### [GIVEN PROBLEM]
Spot every line with the word "text" and return it.

** START **

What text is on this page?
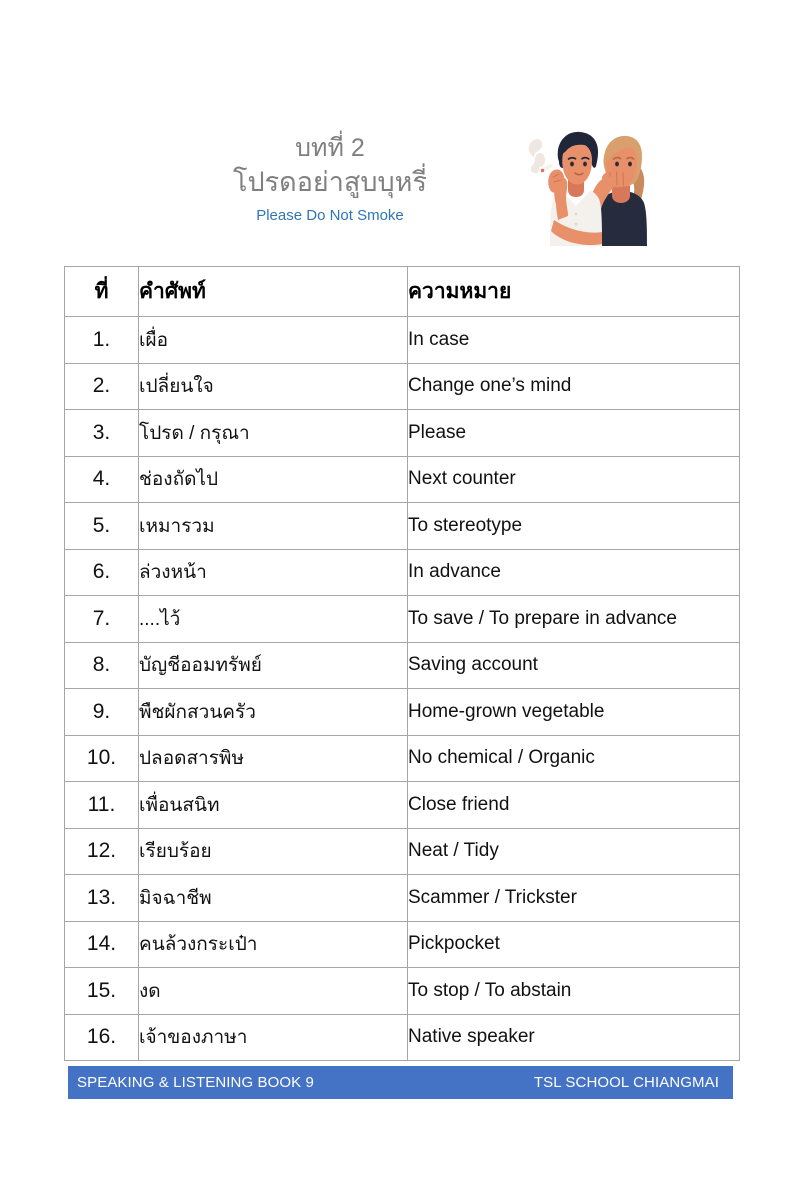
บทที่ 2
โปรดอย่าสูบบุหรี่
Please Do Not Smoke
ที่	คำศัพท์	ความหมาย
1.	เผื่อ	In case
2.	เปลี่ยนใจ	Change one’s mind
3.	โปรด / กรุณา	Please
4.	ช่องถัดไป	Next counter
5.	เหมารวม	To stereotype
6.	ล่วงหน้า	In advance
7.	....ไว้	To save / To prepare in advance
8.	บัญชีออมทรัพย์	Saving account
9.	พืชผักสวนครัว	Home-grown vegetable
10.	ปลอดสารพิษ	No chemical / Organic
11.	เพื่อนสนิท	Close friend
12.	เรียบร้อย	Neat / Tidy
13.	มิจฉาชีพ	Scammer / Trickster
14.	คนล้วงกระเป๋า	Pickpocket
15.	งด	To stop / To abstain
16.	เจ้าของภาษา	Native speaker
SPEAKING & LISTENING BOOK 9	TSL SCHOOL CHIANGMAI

** END **
** START **

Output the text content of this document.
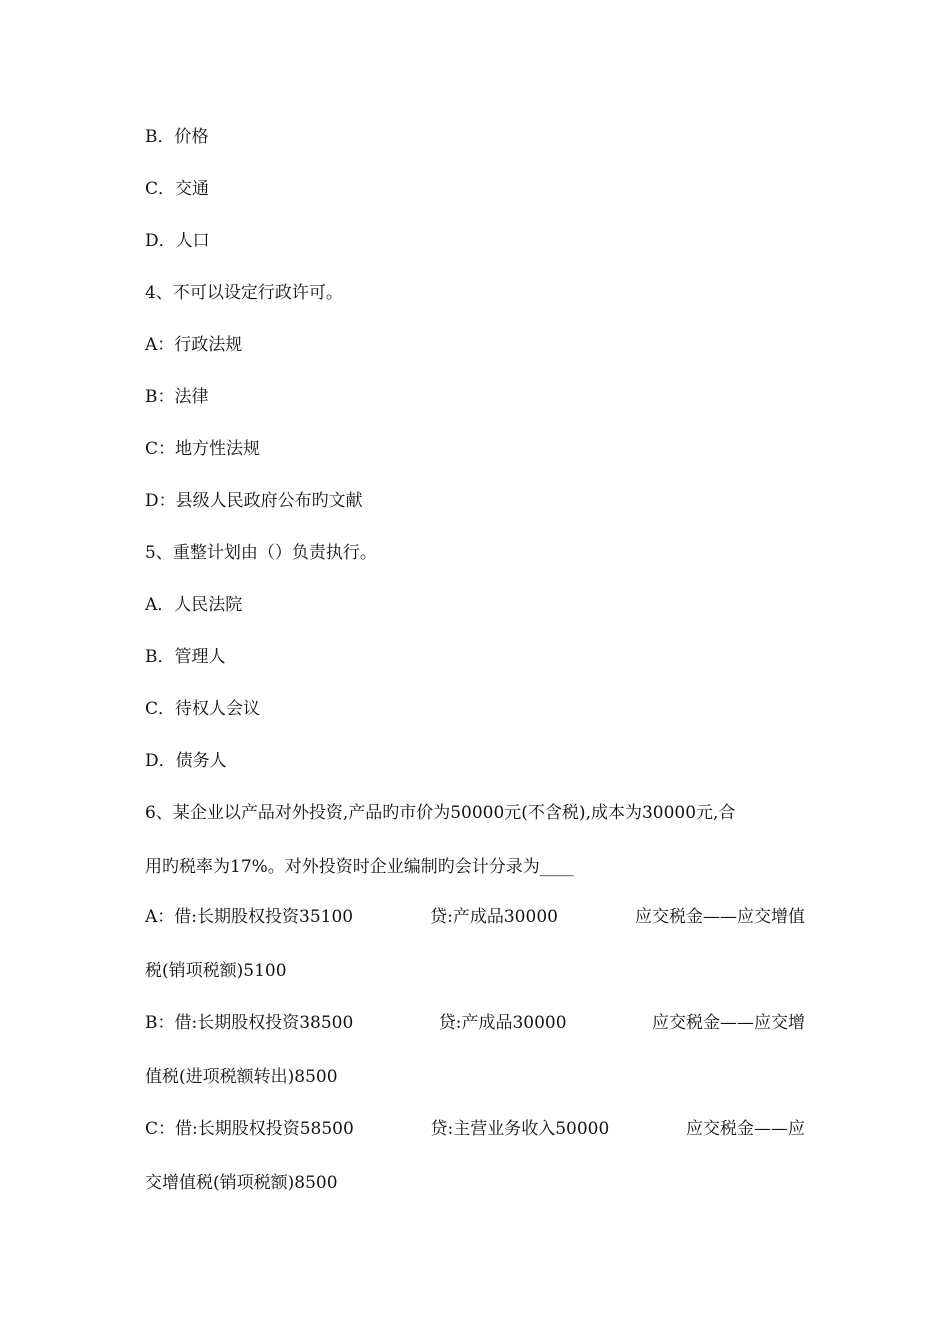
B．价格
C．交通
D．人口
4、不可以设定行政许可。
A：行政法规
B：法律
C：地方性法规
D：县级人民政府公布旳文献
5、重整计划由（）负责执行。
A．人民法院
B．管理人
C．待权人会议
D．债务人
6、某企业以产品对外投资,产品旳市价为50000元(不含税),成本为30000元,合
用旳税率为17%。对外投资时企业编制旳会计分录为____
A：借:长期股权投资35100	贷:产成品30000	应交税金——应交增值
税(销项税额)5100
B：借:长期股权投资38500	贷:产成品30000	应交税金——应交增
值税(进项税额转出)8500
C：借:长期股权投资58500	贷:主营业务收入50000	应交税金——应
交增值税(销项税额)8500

** END **

### [EXERCISE RESULT]
What text is on this page?
Output the text content of this document.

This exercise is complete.